→ **Work to do**:
Images are not part of the copy; write out the rest of the data exactly as given.

Records from a dataset:
☆ ☆ ☆

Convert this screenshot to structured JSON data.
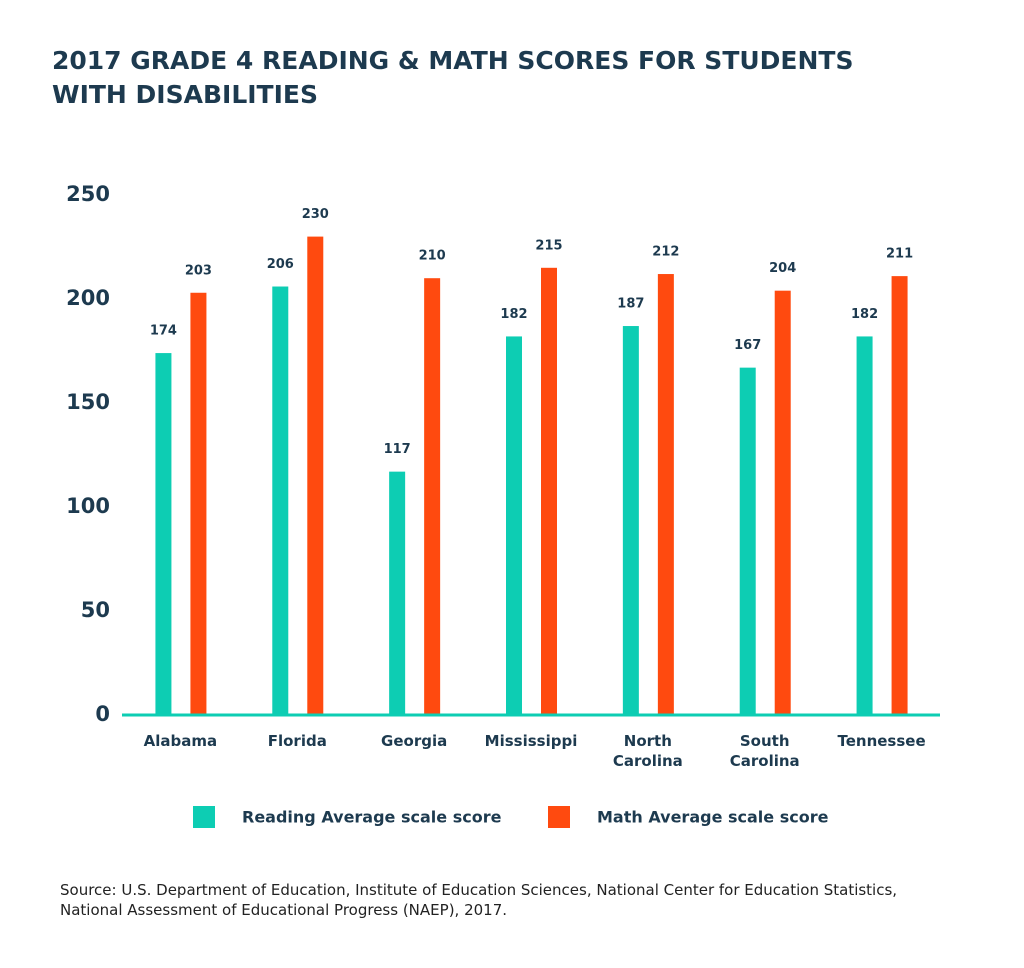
{
  "chart_data": {
    "type": "bar",
    "title": "2017 GRADE 4 READING & MATH SCORES FOR STUDENTS WITH DISABILITIES",
    "categories": [
      "Alabama",
      "Florida",
      "Georgia",
      "Mississippi",
      "North Carolina",
      "South Carolina",
      "Tennessee"
    ],
    "series": [
      {
        "name": "Reading Average scale score",
        "color": "#0dcdb3",
        "values": [
          174,
          206,
          117,
          182,
          187,
          167,
          182
        ]
      },
      {
        "name": "Math Average scale score",
        "color": "#ff4a0f",
        "values": [
          203,
          230,
          210,
          215,
          212,
          204,
          211
        ]
      }
    ],
    "ylim": [
      0,
      250
    ],
    "yticks": [
      0,
      50,
      100,
      150,
      200,
      250
    ],
    "grid": false,
    "source": "Source: U.S. Department of Education, Institute of Education Sciences, National Center for Education Statistics, National Assessment of Educational Progress (NAEP), 2017."
  }
}
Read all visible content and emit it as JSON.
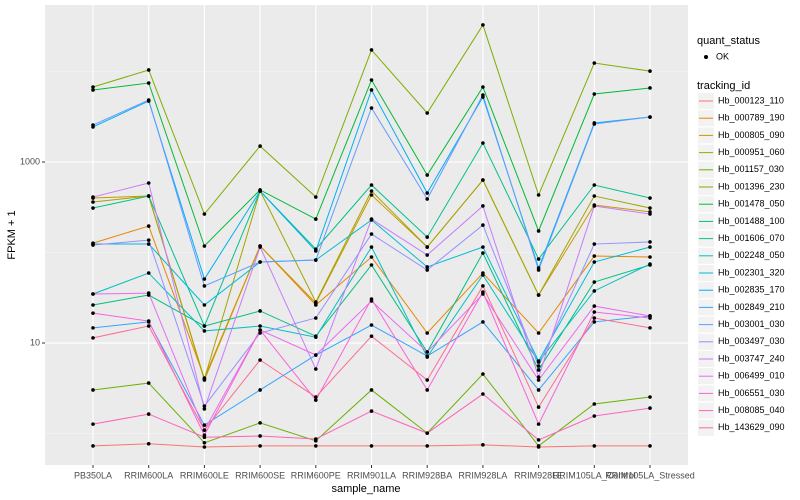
{
  "chart_data": {
    "type": "line",
    "x_label": "sample_name",
    "y_label": "FPKM + 1",
    "log_y": true,
    "grid": true,
    "point_legend": {
      "title": "quant_status",
      "labels": [
        "OK"
      ]
    },
    "legend_title": "tracking_id",
    "categories": [
      "PB350LA",
      "RRIM600LA",
      "RRIM600LE",
      "RRIM600SE",
      "RRIM600PE",
      "RRIM901LA",
      "RRIM928BA",
      "RRIM928LA",
      "RRIM928LE",
      "RRIM105LA_Control",
      "RRIM105LA_Stressed"
    ],
    "ylim": [
      0.449,
      54300
    ],
    "yticks": [
      10,
      1000
    ],
    "series": [
      {
        "name": "Hb_000123_110",
        "color": "#F8766D",
        "values": [
          0.73,
          0.77,
          0.71,
          0.73,
          0.73,
          0.73,
          0.73,
          0.75,
          0.71,
          0.73,
          0.73
        ]
      },
      {
        "name": "Hb_000789_190",
        "color": "#E58700",
        "values": [
          127,
          196,
          4.1,
          118,
          26.3,
          89.1,
          12.9,
          59.3,
          12.9,
          91.4,
          89.1
        ]
      },
      {
        "name": "Hb_000805_090",
        "color": "#C99800",
        "values": [
          400,
          421,
          3.9,
          118,
          27.7,
          432,
          115,
          632,
          33.9,
          335,
          281
        ]
      },
      {
        "name": "Hb_000951_060",
        "color": "#A3A500",
        "values": [
          361,
          421,
          4,
          478,
          28.4,
          478,
          115,
          632,
          33.9,
          421,
          310
        ]
      },
      {
        "name": "Hb_001157_030",
        "color": "#6BB100",
        "values": [
          3.03,
          3.61,
          0.79,
          1.31,
          0.83,
          3.03,
          1.01,
          4.54,
          0.73,
          2.12,
          2.53
        ]
      },
      {
        "name": "Hb_001396_230",
        "color": "#7CAE00",
        "values": [
          6740,
          10400,
          266,
          1500,
          410,
          17300,
          3480,
          32700,
          432,
          12400,
          10100
        ]
      },
      {
        "name": "Hb_001478_050",
        "color": "#00BA38",
        "values": [
          6250,
          7460,
          118,
          491,
          234,
          8050,
          718,
          6740,
          173,
          5640,
          6580
        ]
      },
      {
        "name": "Hb_001488_100",
        "color": "#00BF7D",
        "values": [
          26.3,
          33.9,
          15.4,
          22.6,
          11.9,
          72.8,
          7.96,
          98.7,
          5.04,
          47.2,
          72.8
        ]
      },
      {
        "name": "Hb_001606_070",
        "color": "#00C08B",
        "values": [
          310,
          421,
          15.4,
          478,
          109,
          557,
          148,
          1620,
          84.7,
          557,
          400
        ]
      },
      {
        "name": "Hb_002248_050",
        "color": "#00BFC4",
        "values": [
          34.8,
          59.3,
          13.6,
          15.4,
          11.6,
          115,
          7,
          56.4,
          6.17,
          37.6,
          74.6
        ]
      },
      {
        "name": "Hb_002301_320",
        "color": "#00BCD8",
        "values": [
          124,
          124,
          26.3,
          78.5,
          82.6,
          229,
          69.2,
          115,
          6.32,
          78.5,
          115
        ]
      },
      {
        "name": "Hb_002835_170",
        "color": "#00B0F6",
        "values": [
          2440,
          4720,
          50.9,
          478,
          104,
          6250,
          454,
          5220,
          67.5,
          2700,
          3140
        ]
      },
      {
        "name": "Hb_002849_210",
        "color": "#35A2FF",
        "values": [
          14.7,
          17.1,
          1.24,
          3.03,
          7.37,
          15.8,
          7.18,
          17.1,
          3.03,
          17.1,
          19.9
        ]
      },
      {
        "name": "Hb_003001_030",
        "color": "#619CFF",
        "values": [
          2560,
          4840,
          42.7,
          78.5,
          82.6,
          3950,
          390,
          5500,
          64.1,
          2630,
          3140
        ]
      },
      {
        "name": "Hb_003497_030",
        "color": "#9590FF",
        "values": [
          121,
          137,
          2.01,
          12.9,
          18.9,
          160,
          64.1,
          201,
          5.57,
          124,
          131
        ]
      },
      {
        "name": "Hb_003747_240",
        "color": "#C77CFF",
        "values": [
          410,
          586,
          1.87,
          115,
          5.16,
          234,
          93.8,
          327,
          4.21,
          327,
          266
        ]
      },
      {
        "name": "Hb_006499_010",
        "color": "#E76BF3",
        "values": [
          34.8,
          35.6,
          1.09,
          13.9,
          7.37,
          29.1,
          7.96,
          34.8,
          3.9,
          25.6,
          19.9
        ]
      },
      {
        "name": "Hb_006551_030",
        "color": "#FA62DB",
        "values": [
          21.4,
          17.5,
          0.96,
          13.9,
          2.34,
          30.6,
          3.03,
          36.6,
          1.27,
          22,
          18.9
        ]
      },
      {
        "name": "Hb_008085_040",
        "color": "#FF62BC",
        "values": [
          1.27,
          1.64,
          0.91,
          0.94,
          0.87,
          1.77,
          1.01,
          2.73,
          0.85,
          1.56,
          1.91
        ]
      },
      {
        "name": "Hb_143629_090",
        "color": "#FF6C91",
        "values": [
          11.4,
          15.4,
          1.09,
          6.49,
          2.53,
          11.9,
          3.9,
          42.7,
          1.96,
          18.9,
          14.7
        ]
      }
    ]
  }
}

☆ ☆ ☆

→ **Result of the task**:
Convert this screenshot to structured JSON data.
{
  "chart_data": {
    "type": "bar",
    "title": "2017 GRADE 4 READING & MATH SCORES FOR STUDENTS WITH DISABILITIES",
    "categories": [
      "Alabama",
      "Florida",
      "Georgia",
      "Mississippi",
      "North Carolina",
      "South Carolina",
      "Tennessee"
    ],
    "series": [
      {
        "name": "Reading Average scale score",
        "color": "#0dcdb3",
        "values": [
          174,
          206,
          117,
          182,
          187,
          167,
          182
        ]
      },
      {
        "name": "Math Average scale score",
        "color": "#ff4a0f",
        "values": [
          203,
          230,
          210,
          215,
          212,
          204,
          211
        ]
      }
    ],
    "ylim": [
      0,
      250
    ],
    "yticks": [
      0,
      50,
      100,
      150,
      200,
      250
    ],
    "grid": false,
    "source": "Source: U.S. Department of Education, Institute of Education Sciences, National Center for Education Statistics, National Assessment of Educational Progress (NAEP), 2017."
  }
}
Read all visible content and emit it as JSON.
{
  "chart_data": {
    "type": "line",
    "x_label": "sample_name",
    "y_label": "FPKM + 1",
    "log_y": true,
    "grid": true,
    "point_legend": {
      "title": "quant_status",
      "labels": [
        "OK"
      ]
    },
    "legend_title": "tracking_id",
    "categories": [
      "PB350LA",
      "RRIM600LA",
      "RRIM600LE",
      "RRIM600SE",
      "RRIM600PE",
      "RRIM901LA",
      "RRIM928BA",
      "RRIM928LA",
      "RRIM928LE",
      "RRIM105LA_Control",
      "RRIM105LA_Stressed"
    ],
    "ylim": [
      0.449,
      54300
    ],
    "yticks": [
      10,
      1000
    ],
    "series": [
      {
        "name": "Hb_000123_110",
        "color": "#F8766D",
        "values": [
          0.73,
          0.77,
          0.71,
          0.73,
          0.73,
          0.73,
          0.73,
          0.75,
          0.71,
          0.73,
          0.73
        ]
      },
      {
        "name": "Hb_000789_190",
        "color": "#E58700",
        "values": [
          127,
          196,
          4.1,
          118,
          26.3,
          89.1,
          12.9,
          59.3,
          12.9,
          91.4,
          89.1
        ]
      },
      {
        "name": "Hb_000805_090",
        "color": "#C99800",
        "values": [
          400,
          421,
          3.9,
          118,
          27.7,
          432,
          115,
          632,
          33.9,
          335,
          281
        ]
      },
      {
        "name": "Hb_000951_060",
        "color": "#A3A500",
        "values": [
          361,
          421,
          4,
          478,
          28.4,
          478,
          115,
          632,
          33.9,
          421,
          310
        ]
      },
      {
        "name": "Hb_001157_030",
        "color": "#6BB100",
        "values": [
          3.03,
          3.61,
          0.79,
          1.31,
          0.83,
          3.03,
          1.01,
          4.54,
          0.73,
          2.12,
          2.53
        ]
      },
      {
        "name": "Hb_001396_230",
        "color": "#7CAE00",
        "values": [
          6740,
          10400,
          266,
          1500,
          410,
          17300,
          3480,
          32700,
          432,
          12400,
          10100
        ]
      },
      {
        "name": "Hb_001478_050",
        "color": "#00BA38",
        "values": [
          6250,
          7460,
          118,
          491,
          234,
          8050,
          718,
          6740,
          173,
          5640,
          6580
        ]
      },
      {
        "name": "Hb_001488_100",
        "color": "#00BF7D",
        "values": [
          26.3,
          33.9,
          15.4,
          22.6,
          11.9,
          72.8,
          7.96,
          98.7,
          5.04,
          47.2,
          72.8
        ]
      },
      {
        "name": "Hb_001606_070",
        "color": "#00C08B",
        "values": [
          310,
          421,
          15.4,
          478,
          109,
          557,
          148,
          1620,
          84.7,
          557,
          400
        ]
      },
      {
        "name": "Hb_002248_050",
        "color": "#00BFC4",
        "values": [
          34.8,
          59.3,
          13.6,
          15.4,
          11.6,
          115,
          7,
          56.4,
          6.17,
          37.6,
          74.6
        ]
      },
      {
        "name": "Hb_002301_320",
        "color": "#00BCD8",
        "values": [
          124,
          124,
          26.3,
          78.5,
          82.6,
          229,
          69.2,
          115,
          6.32,
          78.5,
          115
        ]
      },
      {
        "name": "Hb_002835_170",
        "color": "#00B0F6",
        "values": [
          2440,
          4720,
          50.9,
          478,
          104,
          6250,
          454,
          5220,
          67.5,
          2700,
          3140
        ]
      },
      {
        "name": "Hb_002849_210",
        "color": "#35A2FF",
        "values": [
          14.7,
          17.1,
          1.24,
          3.03,
          7.37,
          15.8,
          7.18,
          17.1,
          3.03,
          17.1,
          19.9
        ]
      },
      {
        "name": "Hb_003001_030",
        "color": "#619CFF",
        "values": [
          2560,
          4840,
          42.7,
          78.5,
          82.6,
          3950,
          390,
          5500,
          64.1,
          2630,
          3140
        ]
      },
      {
        "name": "Hb_003497_030",
        "color": "#9590FF",
        "values": [
          121,
          137,
          2.01,
          12.9,
          18.9,
          160,
          64.1,
          201,
          5.57,
          124,
          131
        ]
      },
      {
        "name": "Hb_003747_240",
        "color": "#C77CFF",
        "values": [
          410,
          586,
          1.87,
          115,
          5.16,
          234,
          93.8,
          327,
          4.21,
          327,
          266
        ]
      },
      {
        "name": "Hb_006499_010",
        "color": "#E76BF3",
        "values": [
          34.8,
          35.6,
          1.09,
          13.9,
          7.37,
          29.1,
          7.96,
          34.8,
          3.9,
          25.6,
          19.9
        ]
      },
      {
        "name": "Hb_006551_030",
        "color": "#FA62DB",
        "values": [
          21.4,
          17.5,
          0.96,
          13.9,
          2.34,
          30.6,
          3.03,
          36.6,
          1.27,
          22,
          18.9
        ]
      },
      {
        "name": "Hb_008085_040",
        "color": "#FF62BC",
        "values": [
          1.27,
          1.64,
          0.91,
          0.94,
          0.87,
          1.77,
          1.01,
          2.73,
          0.85,
          1.56,
          1.91
        ]
      },
      {
        "name": "Hb_143629_090",
        "color": "#FF6C91",
        "values": [
          11.4,
          15.4,
          1.09,
          6.49,
          2.53,
          11.9,
          3.9,
          42.7,
          1.96,
          18.9,
          14.7
        ]
      }
    ]
  }
}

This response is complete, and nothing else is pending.